- **SHORT PROBLEM**: Look through the data and write out every line with the word "arcmin" in it.

- **EXCERPTED RECORDS**:

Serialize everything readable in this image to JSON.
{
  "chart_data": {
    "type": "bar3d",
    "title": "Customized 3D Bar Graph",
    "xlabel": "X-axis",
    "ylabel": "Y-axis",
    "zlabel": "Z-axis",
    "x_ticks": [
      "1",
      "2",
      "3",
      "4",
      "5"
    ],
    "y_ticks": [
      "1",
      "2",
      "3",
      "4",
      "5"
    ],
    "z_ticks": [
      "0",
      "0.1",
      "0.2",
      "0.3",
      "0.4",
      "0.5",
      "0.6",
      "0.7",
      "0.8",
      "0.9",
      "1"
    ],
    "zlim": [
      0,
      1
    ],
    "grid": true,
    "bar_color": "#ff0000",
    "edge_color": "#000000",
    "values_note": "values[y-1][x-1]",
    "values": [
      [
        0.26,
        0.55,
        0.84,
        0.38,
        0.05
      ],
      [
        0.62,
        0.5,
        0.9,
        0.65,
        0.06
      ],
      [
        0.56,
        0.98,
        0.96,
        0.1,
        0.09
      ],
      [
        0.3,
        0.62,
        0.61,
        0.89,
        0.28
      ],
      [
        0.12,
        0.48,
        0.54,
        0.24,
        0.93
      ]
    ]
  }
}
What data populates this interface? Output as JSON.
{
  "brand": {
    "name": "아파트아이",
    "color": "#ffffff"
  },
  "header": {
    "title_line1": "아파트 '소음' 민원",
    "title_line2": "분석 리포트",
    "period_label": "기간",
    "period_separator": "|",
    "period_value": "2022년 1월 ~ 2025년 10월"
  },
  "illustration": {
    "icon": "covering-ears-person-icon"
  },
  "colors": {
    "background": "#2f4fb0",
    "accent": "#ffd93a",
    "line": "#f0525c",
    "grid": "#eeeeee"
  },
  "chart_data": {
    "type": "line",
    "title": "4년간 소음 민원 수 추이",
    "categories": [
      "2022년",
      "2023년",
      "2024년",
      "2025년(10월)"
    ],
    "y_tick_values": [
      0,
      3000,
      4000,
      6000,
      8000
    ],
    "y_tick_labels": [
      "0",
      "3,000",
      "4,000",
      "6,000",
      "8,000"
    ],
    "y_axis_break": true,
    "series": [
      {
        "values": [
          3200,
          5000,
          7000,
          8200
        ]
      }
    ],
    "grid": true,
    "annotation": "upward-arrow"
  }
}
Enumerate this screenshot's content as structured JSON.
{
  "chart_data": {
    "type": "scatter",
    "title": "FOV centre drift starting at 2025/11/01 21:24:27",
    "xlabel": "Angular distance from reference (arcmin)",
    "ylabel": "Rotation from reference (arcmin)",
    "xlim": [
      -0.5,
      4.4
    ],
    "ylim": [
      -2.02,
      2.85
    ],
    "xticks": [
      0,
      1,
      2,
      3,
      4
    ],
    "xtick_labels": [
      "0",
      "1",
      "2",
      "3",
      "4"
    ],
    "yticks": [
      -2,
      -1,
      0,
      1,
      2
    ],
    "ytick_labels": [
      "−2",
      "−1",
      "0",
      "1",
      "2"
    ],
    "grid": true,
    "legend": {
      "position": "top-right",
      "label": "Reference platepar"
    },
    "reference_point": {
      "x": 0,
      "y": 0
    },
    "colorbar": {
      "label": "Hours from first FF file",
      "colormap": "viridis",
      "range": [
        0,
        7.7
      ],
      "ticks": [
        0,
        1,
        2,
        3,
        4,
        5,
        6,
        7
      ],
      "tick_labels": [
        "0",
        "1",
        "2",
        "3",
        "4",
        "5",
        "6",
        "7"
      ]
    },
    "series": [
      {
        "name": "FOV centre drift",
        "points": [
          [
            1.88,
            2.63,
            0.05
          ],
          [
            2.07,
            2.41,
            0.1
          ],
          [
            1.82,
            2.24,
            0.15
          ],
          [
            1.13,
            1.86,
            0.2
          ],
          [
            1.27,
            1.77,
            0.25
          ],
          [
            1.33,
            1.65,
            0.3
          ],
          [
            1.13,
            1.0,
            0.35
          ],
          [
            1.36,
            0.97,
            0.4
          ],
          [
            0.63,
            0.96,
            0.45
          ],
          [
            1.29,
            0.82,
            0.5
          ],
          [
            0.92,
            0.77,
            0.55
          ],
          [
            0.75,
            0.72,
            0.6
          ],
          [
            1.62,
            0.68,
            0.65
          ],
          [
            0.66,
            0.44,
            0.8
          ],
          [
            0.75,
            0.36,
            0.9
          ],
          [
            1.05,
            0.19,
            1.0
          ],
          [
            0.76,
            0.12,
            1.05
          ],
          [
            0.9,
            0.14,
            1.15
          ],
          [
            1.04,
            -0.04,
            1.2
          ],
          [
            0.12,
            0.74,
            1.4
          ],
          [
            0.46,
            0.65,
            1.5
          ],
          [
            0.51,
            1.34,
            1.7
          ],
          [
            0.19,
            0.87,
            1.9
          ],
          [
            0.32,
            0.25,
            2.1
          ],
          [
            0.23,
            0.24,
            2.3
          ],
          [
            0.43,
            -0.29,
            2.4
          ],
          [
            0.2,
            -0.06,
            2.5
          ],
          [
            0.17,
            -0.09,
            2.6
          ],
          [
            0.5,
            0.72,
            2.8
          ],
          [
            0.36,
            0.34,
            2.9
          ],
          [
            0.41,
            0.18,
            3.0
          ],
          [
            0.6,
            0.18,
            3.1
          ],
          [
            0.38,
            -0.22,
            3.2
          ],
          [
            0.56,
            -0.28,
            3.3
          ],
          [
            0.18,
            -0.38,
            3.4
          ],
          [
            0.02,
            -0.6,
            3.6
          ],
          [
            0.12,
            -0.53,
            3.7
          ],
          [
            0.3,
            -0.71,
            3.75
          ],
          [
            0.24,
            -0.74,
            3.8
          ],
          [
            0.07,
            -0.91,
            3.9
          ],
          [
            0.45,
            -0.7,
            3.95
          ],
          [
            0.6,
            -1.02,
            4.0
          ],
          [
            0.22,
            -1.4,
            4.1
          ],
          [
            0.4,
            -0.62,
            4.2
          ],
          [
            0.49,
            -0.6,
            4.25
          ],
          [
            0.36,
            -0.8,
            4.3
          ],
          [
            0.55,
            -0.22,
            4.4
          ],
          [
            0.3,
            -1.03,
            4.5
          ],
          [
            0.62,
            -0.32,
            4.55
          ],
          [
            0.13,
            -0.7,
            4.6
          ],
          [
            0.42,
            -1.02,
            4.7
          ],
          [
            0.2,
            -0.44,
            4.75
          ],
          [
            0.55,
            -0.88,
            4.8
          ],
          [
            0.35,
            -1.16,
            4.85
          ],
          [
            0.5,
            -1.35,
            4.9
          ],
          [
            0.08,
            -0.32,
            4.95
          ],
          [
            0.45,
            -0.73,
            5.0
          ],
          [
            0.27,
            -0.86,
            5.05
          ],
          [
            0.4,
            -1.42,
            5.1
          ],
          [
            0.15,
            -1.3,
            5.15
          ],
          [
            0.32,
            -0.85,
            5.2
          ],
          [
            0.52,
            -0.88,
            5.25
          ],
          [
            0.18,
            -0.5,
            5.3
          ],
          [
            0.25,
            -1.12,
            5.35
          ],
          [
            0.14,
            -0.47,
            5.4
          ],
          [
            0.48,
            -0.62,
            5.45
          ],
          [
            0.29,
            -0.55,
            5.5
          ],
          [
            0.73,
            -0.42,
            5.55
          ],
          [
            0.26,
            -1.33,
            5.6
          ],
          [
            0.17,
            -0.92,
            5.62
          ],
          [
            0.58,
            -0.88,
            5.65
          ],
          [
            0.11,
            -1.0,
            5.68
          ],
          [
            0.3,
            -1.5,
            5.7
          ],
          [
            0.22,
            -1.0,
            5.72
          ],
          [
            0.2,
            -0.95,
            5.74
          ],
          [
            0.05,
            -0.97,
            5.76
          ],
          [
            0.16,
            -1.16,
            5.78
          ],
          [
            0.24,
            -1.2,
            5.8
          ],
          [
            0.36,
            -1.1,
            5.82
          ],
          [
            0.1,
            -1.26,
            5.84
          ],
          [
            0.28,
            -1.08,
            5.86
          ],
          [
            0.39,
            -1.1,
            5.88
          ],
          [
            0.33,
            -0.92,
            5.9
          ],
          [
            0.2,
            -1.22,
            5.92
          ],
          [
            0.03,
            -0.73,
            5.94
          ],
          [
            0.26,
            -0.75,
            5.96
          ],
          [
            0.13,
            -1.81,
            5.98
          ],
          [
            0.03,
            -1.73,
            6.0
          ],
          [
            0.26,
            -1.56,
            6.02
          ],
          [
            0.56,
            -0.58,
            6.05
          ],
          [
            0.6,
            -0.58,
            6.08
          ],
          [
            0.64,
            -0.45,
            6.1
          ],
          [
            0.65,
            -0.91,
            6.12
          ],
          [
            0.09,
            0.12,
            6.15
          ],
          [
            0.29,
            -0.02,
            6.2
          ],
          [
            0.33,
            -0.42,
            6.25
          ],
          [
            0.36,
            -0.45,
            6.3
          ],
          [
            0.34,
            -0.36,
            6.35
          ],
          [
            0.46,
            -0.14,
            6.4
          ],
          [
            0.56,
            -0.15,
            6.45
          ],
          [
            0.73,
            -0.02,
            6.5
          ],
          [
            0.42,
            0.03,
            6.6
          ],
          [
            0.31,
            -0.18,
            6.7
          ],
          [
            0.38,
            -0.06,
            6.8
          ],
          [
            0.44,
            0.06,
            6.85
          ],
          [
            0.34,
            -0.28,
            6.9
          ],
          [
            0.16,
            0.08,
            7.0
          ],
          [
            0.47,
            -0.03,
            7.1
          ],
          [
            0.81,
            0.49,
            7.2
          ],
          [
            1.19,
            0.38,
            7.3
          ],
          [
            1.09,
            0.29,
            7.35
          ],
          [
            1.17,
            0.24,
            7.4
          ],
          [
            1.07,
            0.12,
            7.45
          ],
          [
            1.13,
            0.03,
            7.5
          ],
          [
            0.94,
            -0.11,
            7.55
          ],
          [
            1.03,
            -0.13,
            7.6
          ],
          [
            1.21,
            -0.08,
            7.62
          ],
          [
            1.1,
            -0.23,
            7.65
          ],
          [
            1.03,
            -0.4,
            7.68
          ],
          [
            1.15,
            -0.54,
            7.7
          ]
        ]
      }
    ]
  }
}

- **SOLUTION FOR THIS TASK**:
    "xlabel": "Angular distance from reference (arcmin)",
    "ylabel": "Rotation from reference (arcmin)",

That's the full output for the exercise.